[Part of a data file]
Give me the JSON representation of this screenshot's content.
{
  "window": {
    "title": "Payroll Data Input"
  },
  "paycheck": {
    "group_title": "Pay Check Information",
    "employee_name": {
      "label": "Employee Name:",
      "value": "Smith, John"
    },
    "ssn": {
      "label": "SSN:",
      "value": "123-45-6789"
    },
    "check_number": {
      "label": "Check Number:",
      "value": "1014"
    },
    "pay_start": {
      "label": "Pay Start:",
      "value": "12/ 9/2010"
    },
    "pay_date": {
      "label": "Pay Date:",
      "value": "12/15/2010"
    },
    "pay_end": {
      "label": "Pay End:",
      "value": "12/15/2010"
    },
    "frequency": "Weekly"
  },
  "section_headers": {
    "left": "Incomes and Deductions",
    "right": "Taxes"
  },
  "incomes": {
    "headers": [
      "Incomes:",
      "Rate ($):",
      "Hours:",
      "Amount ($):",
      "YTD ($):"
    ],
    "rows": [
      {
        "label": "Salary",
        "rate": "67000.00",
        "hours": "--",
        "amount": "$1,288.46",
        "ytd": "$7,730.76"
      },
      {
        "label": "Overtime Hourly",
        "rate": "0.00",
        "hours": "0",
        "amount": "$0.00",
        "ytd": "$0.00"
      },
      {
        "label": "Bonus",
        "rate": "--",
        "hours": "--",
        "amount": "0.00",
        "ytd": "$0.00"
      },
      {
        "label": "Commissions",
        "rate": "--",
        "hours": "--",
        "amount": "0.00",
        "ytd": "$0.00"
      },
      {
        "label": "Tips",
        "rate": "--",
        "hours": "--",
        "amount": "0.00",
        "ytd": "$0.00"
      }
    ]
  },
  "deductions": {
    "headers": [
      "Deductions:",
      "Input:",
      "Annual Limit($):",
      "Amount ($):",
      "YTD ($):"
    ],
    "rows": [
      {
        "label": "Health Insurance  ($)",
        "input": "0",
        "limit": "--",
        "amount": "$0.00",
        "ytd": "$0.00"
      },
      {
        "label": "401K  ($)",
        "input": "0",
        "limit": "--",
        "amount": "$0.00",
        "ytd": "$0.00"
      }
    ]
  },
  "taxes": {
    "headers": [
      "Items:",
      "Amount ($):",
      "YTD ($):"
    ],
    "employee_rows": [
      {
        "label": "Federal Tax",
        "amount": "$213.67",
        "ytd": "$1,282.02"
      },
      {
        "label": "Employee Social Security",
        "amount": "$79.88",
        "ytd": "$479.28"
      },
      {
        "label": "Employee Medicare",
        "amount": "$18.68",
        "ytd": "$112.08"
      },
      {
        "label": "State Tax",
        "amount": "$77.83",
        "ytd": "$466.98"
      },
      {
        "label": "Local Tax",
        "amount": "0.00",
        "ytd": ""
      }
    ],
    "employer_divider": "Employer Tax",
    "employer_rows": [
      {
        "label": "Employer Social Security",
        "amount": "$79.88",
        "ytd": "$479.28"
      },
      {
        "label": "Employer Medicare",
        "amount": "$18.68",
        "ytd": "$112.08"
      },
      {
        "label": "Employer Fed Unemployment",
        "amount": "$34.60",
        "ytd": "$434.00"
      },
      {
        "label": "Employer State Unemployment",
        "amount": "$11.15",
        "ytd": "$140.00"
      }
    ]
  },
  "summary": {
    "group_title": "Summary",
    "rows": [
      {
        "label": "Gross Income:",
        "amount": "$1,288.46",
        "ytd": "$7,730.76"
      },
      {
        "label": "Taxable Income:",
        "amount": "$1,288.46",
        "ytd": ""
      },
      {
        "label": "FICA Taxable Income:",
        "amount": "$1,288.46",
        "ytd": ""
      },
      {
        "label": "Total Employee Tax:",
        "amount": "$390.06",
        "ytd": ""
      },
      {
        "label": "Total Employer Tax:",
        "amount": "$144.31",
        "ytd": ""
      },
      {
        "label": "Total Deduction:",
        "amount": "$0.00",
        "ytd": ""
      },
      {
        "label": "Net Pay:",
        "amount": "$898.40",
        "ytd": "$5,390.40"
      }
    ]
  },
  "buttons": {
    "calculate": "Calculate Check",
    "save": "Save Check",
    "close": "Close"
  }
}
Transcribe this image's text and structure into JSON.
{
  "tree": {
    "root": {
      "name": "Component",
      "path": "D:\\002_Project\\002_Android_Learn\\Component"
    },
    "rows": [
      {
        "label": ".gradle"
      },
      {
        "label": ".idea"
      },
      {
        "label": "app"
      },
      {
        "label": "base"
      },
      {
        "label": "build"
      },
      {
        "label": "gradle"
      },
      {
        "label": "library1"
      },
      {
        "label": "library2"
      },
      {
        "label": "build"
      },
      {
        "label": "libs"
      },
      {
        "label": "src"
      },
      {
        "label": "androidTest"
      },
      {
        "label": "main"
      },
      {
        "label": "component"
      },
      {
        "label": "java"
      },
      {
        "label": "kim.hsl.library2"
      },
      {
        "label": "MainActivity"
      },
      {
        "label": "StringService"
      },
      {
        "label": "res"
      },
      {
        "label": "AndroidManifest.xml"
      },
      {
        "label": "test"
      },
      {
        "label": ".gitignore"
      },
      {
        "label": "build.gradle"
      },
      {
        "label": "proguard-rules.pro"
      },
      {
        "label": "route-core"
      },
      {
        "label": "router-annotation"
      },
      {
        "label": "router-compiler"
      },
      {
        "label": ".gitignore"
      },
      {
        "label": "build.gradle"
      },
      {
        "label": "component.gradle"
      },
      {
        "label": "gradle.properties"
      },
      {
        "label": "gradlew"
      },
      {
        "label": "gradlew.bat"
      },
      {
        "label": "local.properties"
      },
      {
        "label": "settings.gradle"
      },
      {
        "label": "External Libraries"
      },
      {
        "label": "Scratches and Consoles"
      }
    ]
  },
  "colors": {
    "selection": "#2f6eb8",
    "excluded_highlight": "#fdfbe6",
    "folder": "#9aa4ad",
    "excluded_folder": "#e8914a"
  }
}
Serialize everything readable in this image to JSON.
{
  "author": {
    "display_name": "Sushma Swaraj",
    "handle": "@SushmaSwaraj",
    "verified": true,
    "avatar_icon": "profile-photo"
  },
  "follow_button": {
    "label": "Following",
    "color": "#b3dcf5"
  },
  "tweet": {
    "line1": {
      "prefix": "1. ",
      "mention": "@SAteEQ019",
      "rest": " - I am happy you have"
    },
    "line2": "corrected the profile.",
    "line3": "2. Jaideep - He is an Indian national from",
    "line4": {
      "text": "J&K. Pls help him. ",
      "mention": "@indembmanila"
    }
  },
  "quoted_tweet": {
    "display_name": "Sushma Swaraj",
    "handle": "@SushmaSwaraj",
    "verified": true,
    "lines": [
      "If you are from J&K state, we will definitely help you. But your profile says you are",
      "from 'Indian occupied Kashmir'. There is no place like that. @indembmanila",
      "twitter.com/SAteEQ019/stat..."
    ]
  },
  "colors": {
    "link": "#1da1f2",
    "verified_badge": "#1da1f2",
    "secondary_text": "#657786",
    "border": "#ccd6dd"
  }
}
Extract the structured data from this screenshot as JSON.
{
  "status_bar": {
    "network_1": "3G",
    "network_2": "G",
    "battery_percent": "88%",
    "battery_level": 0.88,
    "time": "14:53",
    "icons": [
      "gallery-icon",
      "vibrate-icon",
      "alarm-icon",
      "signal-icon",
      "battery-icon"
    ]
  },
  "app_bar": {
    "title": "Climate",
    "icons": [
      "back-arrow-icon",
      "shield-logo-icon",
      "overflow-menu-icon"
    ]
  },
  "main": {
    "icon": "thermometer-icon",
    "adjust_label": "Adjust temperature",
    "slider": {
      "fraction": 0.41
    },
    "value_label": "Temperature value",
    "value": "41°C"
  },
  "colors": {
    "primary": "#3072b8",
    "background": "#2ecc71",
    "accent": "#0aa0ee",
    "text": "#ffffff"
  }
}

_WHAT YOU HAVE TO DO_
Write down the full listing again, exactly.

_THE REPLY_
Give me the JSON representation of this screenshot's content.
{
  "window": {
    "title": "Payroll Data Input"
  },
  "paycheck": {
    "group_title": "Pay Check Information",
    "employee_name": {
      "label": "Employee Name:",
      "value": "Smith, John"
    },
    "ssn": {
      "label": "SSN:",
      "value": "123-45-6789"
    },
    "check_number": {
      "label": "Check Number:",
      "value": "1014"
    },
    "pay_start": {
      "label": "Pay Start:",
      "value": "12/ 9/2010"
    },
    "pay_date": {
      "label": "Pay Date:",
      "value": "12/15/2010"
    },
    "pay_end": {
      "label": "Pay End:",
      "value": "12/15/2010"
    },
    "frequency": "Weekly"
  },
  "section_headers": {
    "left": "Incomes and Deductions",
    "right": "Taxes"
  },
  "incomes": {
    "headers": [
      "Incomes:",
      "Rate ($):",
      "Hours:",
      "Amount ($):",
      "YTD ($):"
    ],
    "rows": [
      {
        "label": "Salary",
        "rate": "67000.00",
        "hours": "--",
        "amount": "$1,288.46",
        "ytd": "$7,730.76"
      },
      {
        "label": "Overtime Hourly",
        "rate": "0.00",
        "hours": "0",
        "amount": "$0.00",
        "ytd": "$0.00"
      },
      {
        "label": "Bonus",
        "rate": "--",
        "hours": "--",
        "amount": "0.00",
        "ytd": "$0.00"
      },
      {
        "label": "Commissions",
        "rate": "--",
        "hours": "--",
        "amount": "0.00",
        "ytd": "$0.00"
      },
      {
        "label": "Tips",
        "rate": "--",
        "hours": "--",
        "amount": "0.00",
        "ytd": "$0.00"
      }
    ]
  },
  "deductions": {
    "headers": [
      "Deductions:",
      "Input:",
      "Annual Limit($):",
      "Amount ($):",
      "YTD ($):"
    ],
    "rows": [
      {
        "label": "Health Insurance  ($)",
        "input": "0",
        "limit": "--",
        "amount": "$0.00",
        "ytd": "$0.00"
      },
      {
        "label": "401K  ($)",
        "input": "0",
        "limit": "--",
        "amount": "$0.00",
        "ytd": "$0.00"
      }
    ]
  },
  "taxes": {
    "headers": [
      "Items:",
      "Amount ($):",
      "YTD ($):"
    ],
    "employee_rows": [
      {
        "label": "Federal Tax",
        "amount": "$213.67",
        "ytd": "$1,282.02"
      },
      {
        "label": "Employee Social Security",
        "amount": "$79.88",
        "ytd": "$479.28"
      },
      {
        "label": "Employee Medicare",
        "amount": "$18.68",
        "ytd": "$112.08"
      },
      {
        "label": "State Tax",
        "amount": "$77.83",
        "ytd": "$466.98"
      },
      {
        "label": "Local Tax",
        "amount": "0.00",
        "ytd": ""
      }
    ],
    "employer_divider": "Employer Tax",
    "employer_rows": [
      {
        "label": "Employer Social Security",
        "amount": "$79.88",
        "ytd": "$479.28"
      },
      {
        "label": "Employer Medicare",
        "amount": "$18.68",
        "ytd": "$112.08"
      },
      {
        "label": "Employer Fed Unemployment",
        "amount": "$34.60",
        "ytd": "$434.00"
      },
      {
        "label": "Employer State Unemployment",
        "amount": "$11.15",
        "ytd": "$140.00"
      }
    ]
  },
  "summary": {
    "group_title": "Summary",
    "rows": [
      {
        "label": "Gross Income:",
        "amount": "$1,288.46",
        "ytd": "$7,730.76"
      },
      {
        "label": "Taxable Income:",
        "amount": "$1,288.46",
        "ytd": ""
      },
      {
        "label": "FICA Taxable Income:",
        "amount": "$1,288.46",
        "ytd": ""
      },
      {
        "label": "Total Employee Tax:",
        "amount": "$390.06",
        "ytd": ""
      },
      {
        "label": "Total Employer Tax:",
        "amount": "$144.31",
        "ytd": ""
      },
      {
        "label": "Total Deduction:",
        "amount": "$0.00",
        "ytd": ""
      },
      {
        "label": "Net Pay:",
        "amount": "$898.40",
        "ytd": "$5,390.40"
      }
    ]
  },
  "buttons": {
    "calculate": "Calculate Check",
    "save": "Save Check",
    "close": "Close"
  }
}
Transcribe this image's text and structure into JSON.
{
  "tree": {
    "root": {
      "name": "Component",
      "path": "D:\\002_Project\\002_Android_Learn\\Component"
    },
    "rows": [
      {
        "label": ".gradle"
      },
      {
        "label": ".idea"
      },
      {
        "label": "app"
      },
      {
        "label": "base"
      },
      {
        "label": "build"
      },
      {
        "label": "gradle"
      },
      {
        "label": "library1"
      },
      {
        "label": "library2"
      },
      {
        "label": "build"
      },
      {
        "label": "libs"
      },
      {
        "label": "src"
      },
      {
        "label": "androidTest"
      },
      {
        "label": "main"
      },
      {
        "label": "component"
      },
      {
        "label": "java"
      },
      {
        "label": "kim.hsl.library2"
      },
      {
        "label": "MainActivity"
      },
      {
        "label": "StringService"
      },
      {
        "label": "res"
      },
      {
        "label": "AndroidManifest.xml"
      },
      {
        "label": "test"
      },
      {
        "label": ".gitignore"
      },
      {
        "label": "build.gradle"
      },
      {
        "label": "proguard-rules.pro"
      },
      {
        "label": "route-core"
      },
      {
        "label": "router-annotation"
      },
      {
        "label": "router-compiler"
      },
      {
        "label": ".gitignore"
      },
      {
        "label": "build.gradle"
      },
      {
        "label": "component.gradle"
      },
      {
        "label": "gradle.properties"
      },
      {
        "label": "gradlew"
      },
      {
        "label": "gradlew.bat"
      },
      {
        "label": "local.properties"
      },
      {
        "label": "settings.gradle"
      },
      {
        "label": "External Libraries"
      },
      {
        "label": "Scratches and Consoles"
      }
    ]
  },
  "colors": {
    "selection": "#2f6eb8",
    "excluded_highlight": "#fdfbe6",
    "folder": "#9aa4ad",
    "excluded_folder": "#e8914a"
  }
}
Serialize everything readable in this image to JSON.
{
  "author": {
    "display_name": "Sushma Swaraj",
    "handle": "@SushmaSwaraj",
    "verified": true,
    "avatar_icon": "profile-photo"
  },
  "follow_button": {
    "label": "Following",
    "color": "#b3dcf5"
  },
  "tweet": {
    "line1": {
      "prefix": "1. ",
      "mention": "@SAteEQ019",
      "rest": " - I am happy you have"
    },
    "line2": "corrected the profile.",
    "line3": "2. Jaideep - He is an Indian national from",
    "line4": {
      "text": "J&K. Pls help him. ",
      "mention": "@indembmanila"
    }
  },
  "quoted_tweet": {
    "display_name": "Sushma Swaraj",
    "handle": "@SushmaSwaraj",
    "verified": true,
    "lines": [
      "If you are from J&K state, we will definitely help you. But your profile says you are",
      "from 'Indian occupied Kashmir'. There is no place like that. @indembmanila",
      "twitter.com/SAteEQ019/stat..."
    ]
  },
  "colors": {
    "link": "#1da1f2",
    "verified_badge": "#1da1f2",
    "secondary_text": "#657786",
    "border": "#ccd6dd"
  }
}
Extract the structured data from this screenshot as JSON.
{
  "status_bar": {
    "network_1": "3G",
    "network_2": "G",
    "battery_percent": "88%",
    "battery_level": 0.88,
    "time": "14:53",
    "icons": [
      "gallery-icon",
      "vibrate-icon",
      "alarm-icon",
      "signal-icon",
      "battery-icon"
    ]
  },
  "app_bar": {
    "title": "Climate",
    "icons": [
      "back-arrow-icon",
      "shield-logo-icon",
      "overflow-menu-icon"
    ]
  },
  "main": {
    "icon": "thermometer-icon",
    "adjust_label": "Adjust temperature",
    "slider": {
      "fraction": 0.41
    },
    "value_label": "Temperature value",
    "value": "41°C"
  },
  "colors": {
    "primary": "#3072b8",
    "background": "#2ecc71",
    "accent": "#0aa0ee",
    "text": "#ffffff"
  }
}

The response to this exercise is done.